Information provided
********************
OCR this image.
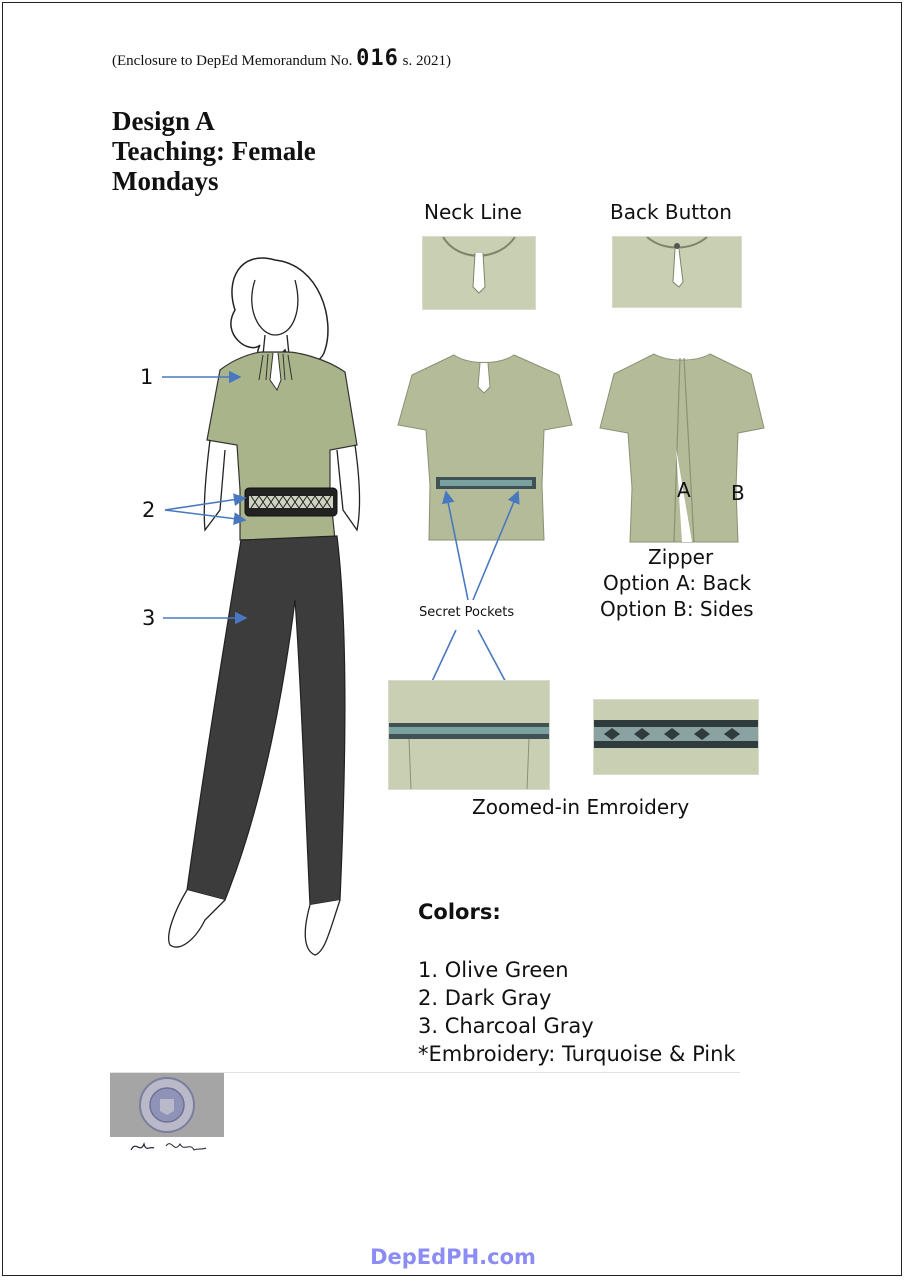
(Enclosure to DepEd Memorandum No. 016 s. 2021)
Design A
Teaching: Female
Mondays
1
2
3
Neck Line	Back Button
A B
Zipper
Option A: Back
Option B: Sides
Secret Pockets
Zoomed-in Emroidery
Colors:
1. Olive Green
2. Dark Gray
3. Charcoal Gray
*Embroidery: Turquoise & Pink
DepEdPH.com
********************
Work to do
Repeat the entries exactly. Pictures are excluded from the copy.

Complete output
OCR this image.
(Enclosure to DepEd Memorandum No. 016 s. 2021)
Design A
Teaching: Female
Mondays
1
2
3
Neck Line	Back Button
A B
Zipper
Option A: Back
Option B: Sides
Secret Pockets
Zoomed-in Emroidery
Colors:
1. Olive Green
2. Dark Gray
3. Charcoal Gray
*Embroidery: Turquoise & Pink
DepEdPH.com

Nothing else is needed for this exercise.